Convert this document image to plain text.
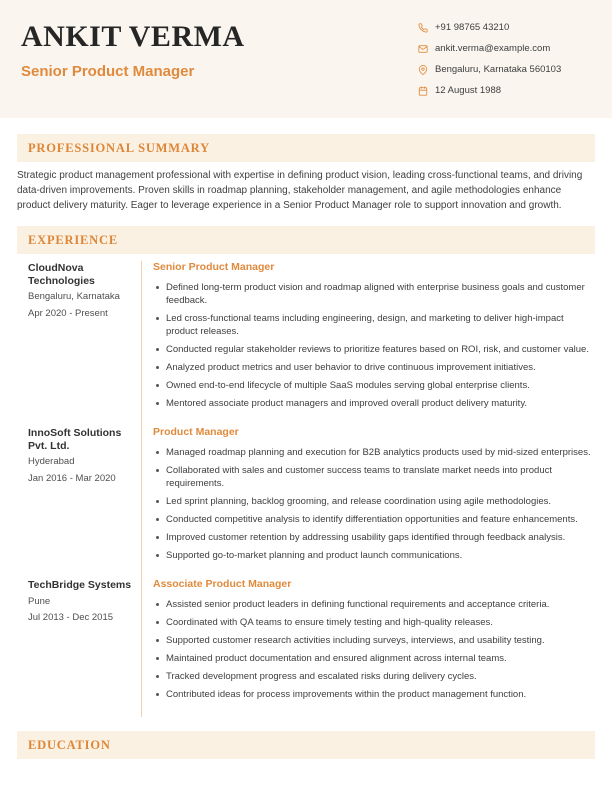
ANKIT VERMA
Senior Product Manager
+91 98765 43210
ankit.verma@example.com
Bengaluru, Karnataka 560103
12 August 1988
PROFESSIONAL SUMMARY

Strategic product management professional with expertise in defining product vision, leading cross-functional teams, and driving data-driven improvements. Proven skills in roadmap planning, stakeholder management, and agile methodologies enhance product delivery maturity. Eager to leverage experience in a Senior Product Manager role to support innovation and growth.

EXPERIENCE
CloudNova Technologies
Bengaluru, Karnataka
Apr 2020 - Present
Senior Product Manager
Defined long-term product vision and roadmap aligned with enterprise business goals and customer feedback.
Led cross-functional teams including engineering, design, and marketing to deliver high-impact product releases.
Conducted regular stakeholder reviews to prioritize features based on ROI, risk, and customer value.
Analyzed product metrics and user behavior to drive continuous improvement initiatives.
Owned end-to-end lifecycle of multiple SaaS modules serving global enterprise clients.
Mentored associate product managers and improved overall product delivery maturity.
InnoSoft Solutions Pvt. Ltd.
Hyderabad
Jan 2016 - Mar 2020
Product Manager
Managed roadmap planning and execution for B2B analytics products used by mid-sized enterprises.
Collaborated with sales and customer success teams to translate market needs into product requirements.
Led sprint planning, backlog grooming, and release coordination using agile methodologies.
Conducted competitive analysis to identify differentiation opportunities and feature enhancements.
Improved customer retention by addressing usability gaps identified through feedback analysis.
Supported go-to-market planning and product launch communications.
TechBridge Systems
Pune
Jul 2013 - Dec 2015
Associate Product Manager
Assisted senior product leaders in defining functional requirements and acceptance criteria.
Coordinated with QA teams to ensure timely testing and high-quality releases.
Supported customer research activities including surveys, interviews, and usability testing.
Maintained product documentation and ensured alignment across internal teams.
Tracked development progress and escalated risks during delivery cycles.
Contributed ideas for process improvements within the product management function.
EDUCATION
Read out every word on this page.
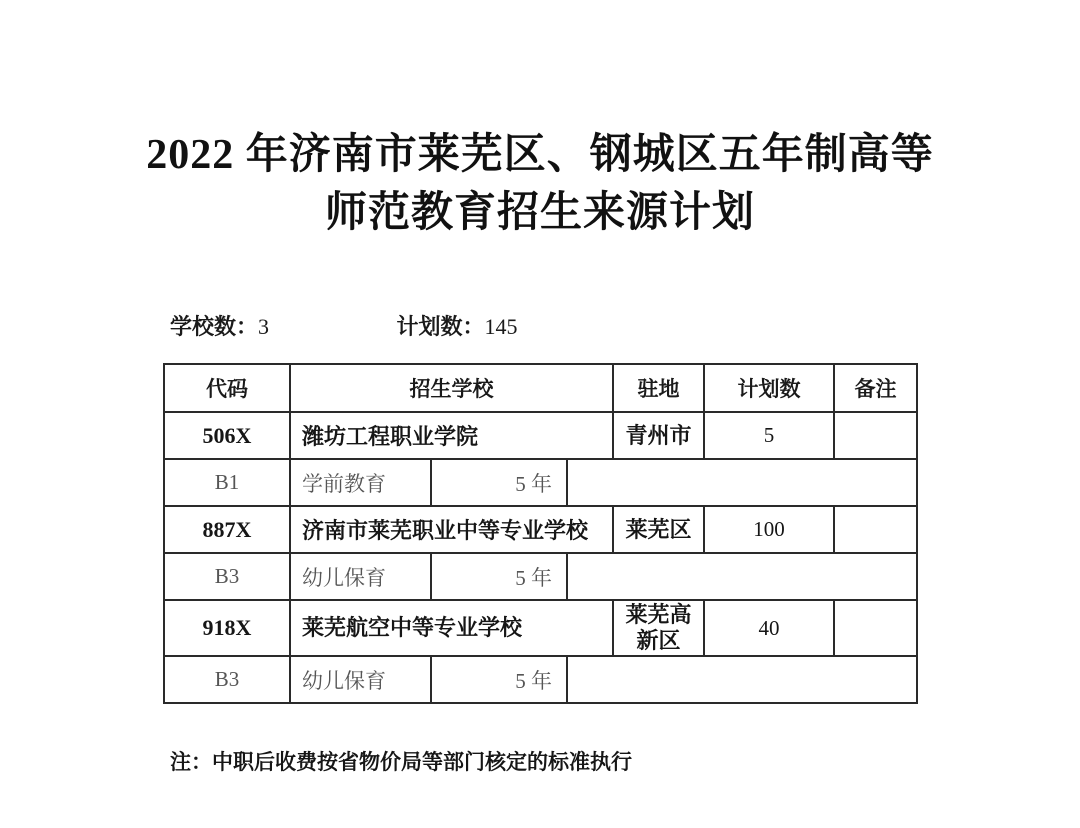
2022 年济南市莱芜区、钢城区五年制高等
师范教育招生来源计划
学校数：3	计划数：145
代码	招生学校			驻地	计划数	备注
506X	潍坊工程职业学院			青州市	5	
B1	学前教育	5 年				
887X	济南市莱芜职业中等专业学校			莱芜区	100	
B3	幼儿保育	5 年				
918X	莱芜航空中等专业学校			莱芜高新区	40	
B3	幼儿保育	5 年				
注：中职后收费按省物价局等部门核定的标准执行
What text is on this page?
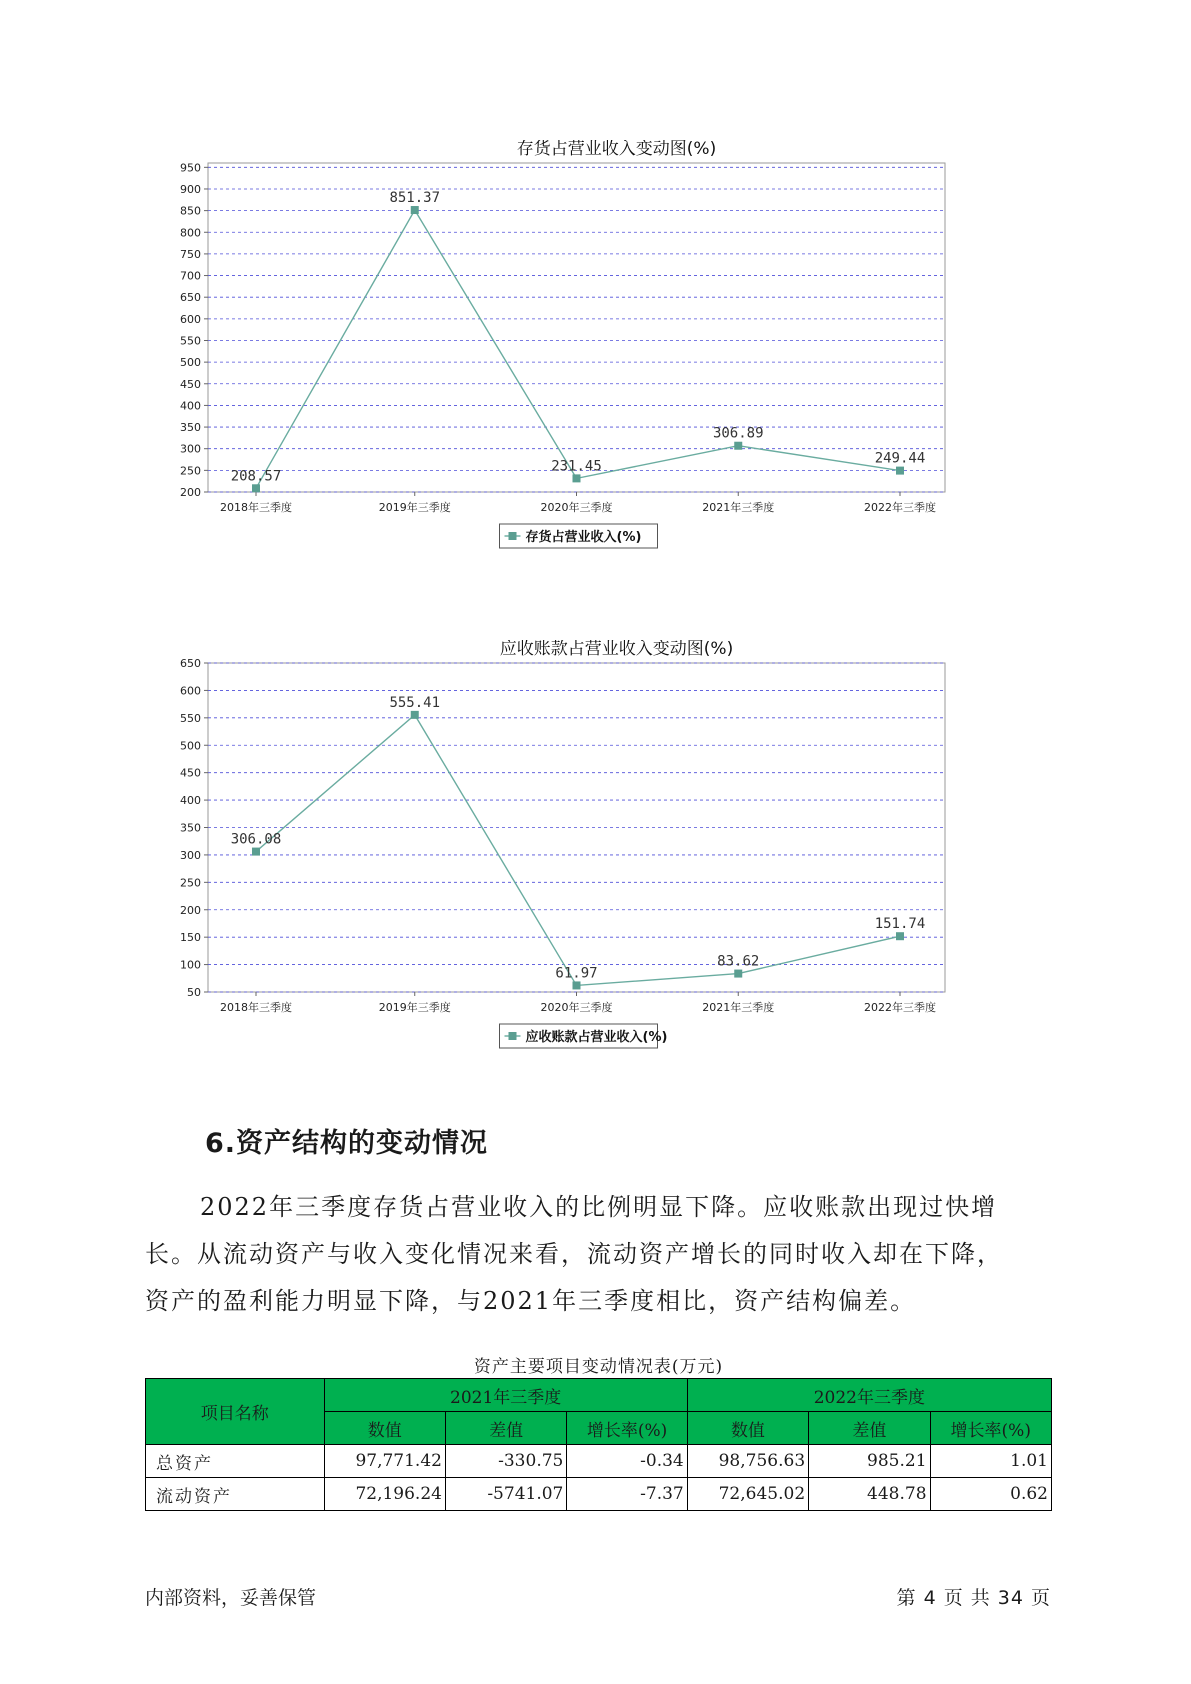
存货占营业收入变动图(%)
200
250
300
350
400
450
500
550
600
650
700
750
800
850
900
950
2018年三季度	2019年三季度	2020年三季度	2021年三季度	2022年三季度
208.57
851.37
231.45
306.89
249.44
存货占营业收入(%)
应收账款占营业收入变动图(%)
50
100
150
200
250
300
350
400
450
500
550
600
650
2018年三季度	2019年三季度	2020年三季度	2021年三季度	2022年三季度
306.08
555.41
61.97
83.62
151.74
应收账款占营业收入(%)
6.资产结构的变动情况
2022年三季度存货占营业收入的比例明显下降。应收账款出现过快增
长。从流动资产与收入变化情况来看，流动资产增长的同时收入却在下降，
资产的盈利能力明显下降，与2021年三季度相比，资产结构偏差。
资产主要项目变动情况表(万元)
项目名称	2021年三季度			2022年三季度		
	数值	差值	增长率(%)	数值	差值	增长率(%)
总资产	97,771.42	-330.75	-0.34	98,756.63	985.21	1.01
流动资产	72,196.24	-5741.07	-7.37	72,645.02	448.78	0.62
内部资料，妥善保管	第 4 页 共 34 页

> What the task requires
Count each line of the entries that holds the word "high", then state the total and nothing more.

> Task output
2